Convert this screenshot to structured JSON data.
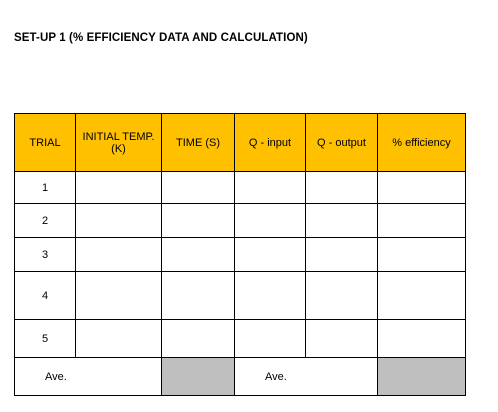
{
  "document": {
    "title": "SET-UP 1 (% EFFICIENCY DATA AND CALCULATION)"
  },
  "table": {
    "headers": {
      "trial": "TRIAL",
      "initial_temp_line1": "INITIAL TEMP.",
      "initial_temp_line2": "(K)",
      "time": "TIME (S)",
      "q_input": "Q - input",
      "q_output": "Q - output",
      "efficiency": "% efficiency"
    },
    "rows": [
      {
        "trial": "1"
      },
      {
        "trial": "2"
      },
      {
        "trial": "3"
      },
      {
        "trial": "4"
      },
      {
        "trial": "5"
      }
    ],
    "footer": {
      "ave_label_1": "Ave.",
      "ave_label_2": "Ave."
    },
    "colors": {
      "header_fill": "#ffc000",
      "shaded_cell": "#bfbfbf"
    }
  }
}
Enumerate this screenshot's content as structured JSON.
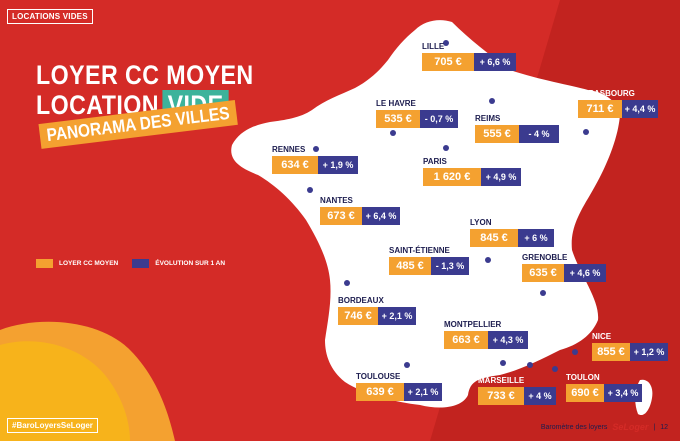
{
  "section_tag": "LOCATIONS VIDES",
  "title": {
    "line1": "LOYER CC MOYEN",
    "line2_plain": "LOCATION",
    "line2_highlight": "VIDE",
    "subtitle": "PANORAMA DES VILLES"
  },
  "legend": {
    "price_label": "LOYER CC MOYEN",
    "evolution_label": "ÉVOLUTION SUR 1 AN"
  },
  "cities": [
    {
      "name": "LILLE",
      "price": "705 €",
      "evolution": "+ 6,6 %"
    },
    {
      "name": "LE HAVRE",
      "price": "535 €",
      "evolution": "- 0,7 %"
    },
    {
      "name": "REIMS",
      "price": "555 €",
      "evolution": "- 4 %"
    },
    {
      "name": "STRASBOURG",
      "price": "711 €",
      "evolution": "+ 4,4 %"
    },
    {
      "name": "RENNES",
      "price": "634 €",
      "evolution": "+ 1,9 %"
    },
    {
      "name": "PARIS",
      "price": "1 620 €",
      "evolution": "+ 4,9 %"
    },
    {
      "name": "NANTES",
      "price": "673 €",
      "evolution": "+ 6,4 %"
    },
    {
      "name": "LYON",
      "price": "845 €",
      "evolution": "+ 6 %"
    },
    {
      "name": "SAINT-ÉTIENNE",
      "price": "485 €",
      "evolution": "- 1,3 %"
    },
    {
      "name": "GRENOBLE",
      "price": "635 €",
      "evolution": "+ 4,6 %"
    },
    {
      "name": "BORDEAUX",
      "price": "746 €",
      "evolution": "+ 2,1 %"
    },
    {
      "name": "MONTPELLIER",
      "price": "663 €",
      "evolution": "+ 4,3 %"
    },
    {
      "name": "NICE",
      "price": "855 €",
      "evolution": "+ 1,2 %"
    },
    {
      "name": "TOULOUSE",
      "price": "639 €",
      "evolution": "+ 2,1 %"
    },
    {
      "name": "MARSEILLE",
      "price": "733 €",
      "evolution": "+ 4 %"
    },
    {
      "name": "TOULON",
      "price": "690 €",
      "evolution": "+ 3,4 %"
    }
  ],
  "hashtag": "#BaroLoyersSeLoger",
  "footer": {
    "text": "Baromètre des loyers",
    "brand": "SeLoger",
    "separator": "|",
    "page_number": "12"
  },
  "colors": {
    "background": "#d42b27",
    "map": "#ffffff",
    "price": "#f4a130",
    "evolution": "#3b3b8f",
    "highlight": "#3db39b",
    "marker": "#3b3b8f"
  }
}
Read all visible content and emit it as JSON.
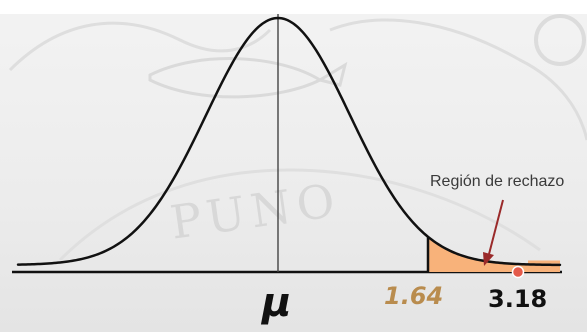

::::

What to do: Without the pictures, restate all of the entries above verbatim.

Final answer:
Convert this screenshot to structured JSON data.
{
  "document": {
    "title": "SET-UP 1 (% EFFICIENCY DATA AND CALCULATION)"
  },
  "table": {
    "headers": {
      "trial": "TRIAL",
      "initial_temp_line1": "INITIAL TEMP.",
      "initial_temp_line2": "(K)",
      "time": "TIME (S)",
      "q_input": "Q - input",
      "q_output": "Q - output",
      "efficiency": "% efficiency"
    },
    "rows": [
      {
        "trial": "1"
      },
      {
        "trial": "2"
      },
      {
        "trial": "3"
      },
      {
        "trial": "4"
      },
      {
        "trial": "5"
      }
    ],
    "footer": {
      "ave_label_1": "Ave.",
      "ave_label_2": "Ave."
    },
    "colors": {
      "header_fill": "#ffc000",
      "shaded_cell": "#bfbfbf"
    }
  }
}
Enumerate this screenshot's content as structured JSON.
{
  "section_tag": "LOCATIONS VIDES",
  "title": {
    "line1": "LOYER CC MOYEN",
    "line2_plain": "LOCATION",
    "line2_highlight": "VIDE",
    "subtitle": "PANORAMA DES VILLES"
  },
  "legend": {
    "price_label": "LOYER CC MOYEN",
    "evolution_label": "ÉVOLUTION SUR 1 AN"
  },
  "cities": [
    {
      "name": "LILLE",
      "price": "705 €",
      "evolution": "+ 6,6 %"
    },
    {
      "name": "LE HAVRE",
      "price": "535 €",
      "evolution": "- 0,7 %"
    },
    {
      "name": "REIMS",
      "price": "555 €",
      "evolution": "- 4 %"
    },
    {
      "name": "STRASBOURG",
      "price": "711 €",
      "evolution": "+ 4,4 %"
    },
    {
      "name": "RENNES",
      "price": "634 €",
      "evolution": "+ 1,9 %"
    },
    {
      "name": "PARIS",
      "price": "1 620 €",
      "evolution": "+ 4,9 %"
    },
    {
      "name": "NANTES",
      "price": "673 €",
      "evolution": "+ 6,4 %"
    },
    {
      "name": "LYON",
      "price": "845 €",
      "evolution": "+ 6 %"
    },
    {
      "name": "SAINT-ÉTIENNE",
      "price": "485 €",
      "evolution": "- 1,3 %"
    },
    {
      "name": "GRENOBLE",
      "price": "635 €",
      "evolution": "+ 4,6 %"
    },
    {
      "name": "BORDEAUX",
      "price": "746 €",
      "evolution": "+ 2,1 %"
    },
    {
      "name": "MONTPELLIER",
      "price": "663 €",
      "evolution": "+ 4,3 %"
    },
    {
      "name": "NICE",
      "price": "855 €",
      "evolution": "+ 1,2 %"
    },
    {
      "name": "TOULOUSE",
      "price": "639 €",
      "evolution": "+ 2,1 %"
    },
    {
      "name": "MARSEILLE",
      "price": "733 €",
      "evolution": "+ 4 %"
    },
    {
      "name": "TOULON",
      "price": "690 €",
      "evolution": "+ 3,4 %"
    }
  ],
  "hashtag": "#BaroLoyersSeLoger",
  "footer": {
    "text": "Baromètre des loyers",
    "brand": "SeLoger",
    "separator": "|",
    "page_number": "12"
  },
  "colors": {
    "background": "#d42b27",
    "map": "#ffffff",
    "price": "#f4a130",
    "evolution": "#3b3b8f",
    "highlight": "#3db39b",
    "marker": "#3b3b8f"
  }
}
Read all visible content and emit it as JSON.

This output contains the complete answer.